**Given task**. Every record that follows must be duplicated exactly, with images left out.

**Material provided**.
## begin

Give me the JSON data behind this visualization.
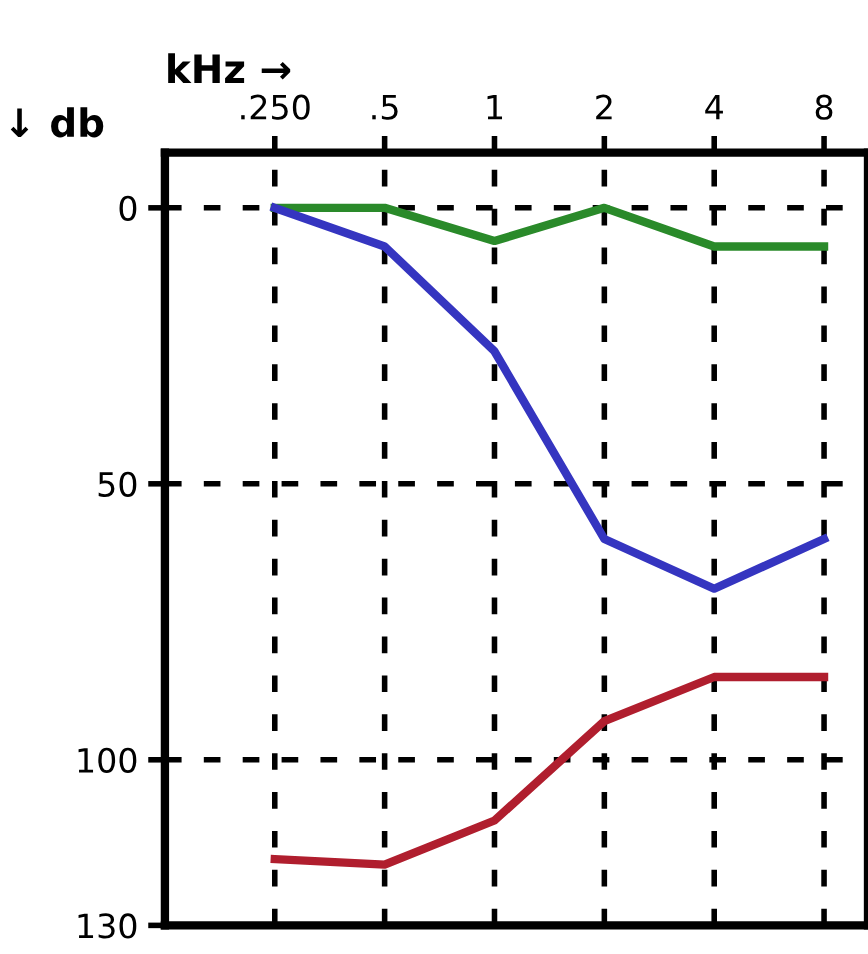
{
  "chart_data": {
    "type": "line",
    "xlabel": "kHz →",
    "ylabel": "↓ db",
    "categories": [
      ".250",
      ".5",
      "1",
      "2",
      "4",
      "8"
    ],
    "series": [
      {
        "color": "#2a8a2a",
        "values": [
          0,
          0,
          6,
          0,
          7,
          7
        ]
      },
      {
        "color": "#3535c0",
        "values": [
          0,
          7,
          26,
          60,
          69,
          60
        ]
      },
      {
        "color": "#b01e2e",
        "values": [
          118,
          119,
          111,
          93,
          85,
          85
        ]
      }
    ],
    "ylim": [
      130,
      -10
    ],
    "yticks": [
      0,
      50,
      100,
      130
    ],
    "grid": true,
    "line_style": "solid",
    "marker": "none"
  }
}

## end

**Response**.
Give me the JSON data behind this visualization.
{
  "chart_data": {
    "type": "line",
    "xlabel": "kHz →",
    "ylabel": "↓ db",
    "categories": [
      ".250",
      ".5",
      "1",
      "2",
      "4",
      "8"
    ],
    "series": [
      {
        "color": "#2a8a2a",
        "values": [
          0,
          0,
          6,
          0,
          7,
          7
        ]
      },
      {
        "color": "#3535c0",
        "values": [
          0,
          7,
          26,
          60,
          69,
          60
        ]
      },
      {
        "color": "#b01e2e",
        "values": [
          118,
          119,
          111,
          93,
          85,
          85
        ]
      }
    ],
    "ylim": [
      130,
      -10
    ],
    "yticks": [
      0,
      50,
      100,
      130
    ],
    "grid": true,
    "line_style": "solid",
    "marker": "none"
  }
}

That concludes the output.